Exercise details = Can the data below be set down again exactly, line for line?

Input =
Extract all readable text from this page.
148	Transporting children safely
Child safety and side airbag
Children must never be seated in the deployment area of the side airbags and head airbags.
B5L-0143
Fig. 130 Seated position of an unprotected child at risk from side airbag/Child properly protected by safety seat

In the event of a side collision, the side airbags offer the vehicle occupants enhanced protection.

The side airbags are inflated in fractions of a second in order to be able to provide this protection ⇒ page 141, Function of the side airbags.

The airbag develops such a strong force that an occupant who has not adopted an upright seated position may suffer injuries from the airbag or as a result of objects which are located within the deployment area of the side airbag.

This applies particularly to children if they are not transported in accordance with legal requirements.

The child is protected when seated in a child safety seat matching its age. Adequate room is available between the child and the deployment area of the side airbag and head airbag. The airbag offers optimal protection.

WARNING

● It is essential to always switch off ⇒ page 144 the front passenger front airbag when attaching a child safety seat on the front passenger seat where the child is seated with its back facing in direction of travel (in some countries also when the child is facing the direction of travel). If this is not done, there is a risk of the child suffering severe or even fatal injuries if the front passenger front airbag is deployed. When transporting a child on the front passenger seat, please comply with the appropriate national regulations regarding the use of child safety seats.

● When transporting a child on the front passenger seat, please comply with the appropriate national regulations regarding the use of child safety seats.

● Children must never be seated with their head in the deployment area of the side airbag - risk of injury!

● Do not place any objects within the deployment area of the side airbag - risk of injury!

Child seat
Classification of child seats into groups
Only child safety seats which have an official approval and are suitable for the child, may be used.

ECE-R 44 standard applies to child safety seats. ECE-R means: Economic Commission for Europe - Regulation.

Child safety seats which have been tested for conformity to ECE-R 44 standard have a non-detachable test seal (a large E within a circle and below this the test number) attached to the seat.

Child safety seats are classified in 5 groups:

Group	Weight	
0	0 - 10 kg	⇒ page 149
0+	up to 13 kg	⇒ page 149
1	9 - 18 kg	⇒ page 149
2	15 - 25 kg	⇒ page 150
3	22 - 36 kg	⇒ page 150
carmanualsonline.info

Expected answer =
Extract all readable text from this page.
148	Transporting children safely
Child safety and side airbag
Children must never be seated in the deployment area of the side airbags and head airbags.
B5L-0143
Fig. 130 Seated position of an unprotected child at risk from side airbag/Child properly protected by safety seat

In the event of a side collision, the side airbags offer the vehicle occupants enhanced protection.

The side airbags are inflated in fractions of a second in order to be able to provide this protection ⇒ page 141, Function of the side airbags.

The airbag develops such a strong force that an occupant who has not adopted an upright seated position may suffer injuries from the airbag or as a result of objects which are located within the deployment area of the side airbag.

This applies particularly to children if they are not transported in accordance with legal requirements.

The child is protected when seated in a child safety seat matching its age. Adequate room is available between the child and the deployment area of the side airbag and head airbag. The airbag offers optimal protection.

WARNING

● It is essential to always switch off ⇒ page 144 the front passenger front airbag when attaching a child safety seat on the front passenger seat where the child is seated with its back facing in direction of travel (in some countries also when the child is facing the direction of travel). If this is not done, there is a risk of the child suffering severe or even fatal injuries if the front passenger front airbag is deployed. When transporting a child on the front passenger seat, please comply with the appropriate national regulations regarding the use of child safety seats.

● When transporting a child on the front passenger seat, please comply with the appropriate national regulations regarding the use of child safety seats.

● Children must never be seated with their head in the deployment area of the side airbag - risk of injury!

● Do not place any objects within the deployment area of the side airbag - risk of injury!

Child seat
Classification of child seats into groups
Only child safety seats which have an official approval and are suitable for the child, may be used.

ECE-R 44 standard applies to child safety seats. ECE-R means: Economic Commission for Europe - Regulation.

Child safety seats which have been tested for conformity to ECE-R 44 standard have a non-detachable test seal (a large E within a circle and below this the test number) attached to the seat.

Child safety seats are classified in 5 groups:

Group	Weight	
0	0 - 10 kg	⇒ page 149
0+	up to 13 kg	⇒ page 149
1	9 - 18 kg	⇒ page 149
2	15 - 25 kg	⇒ page 150
3	22 - 36 kg	⇒ page 150
carmanualsonline.info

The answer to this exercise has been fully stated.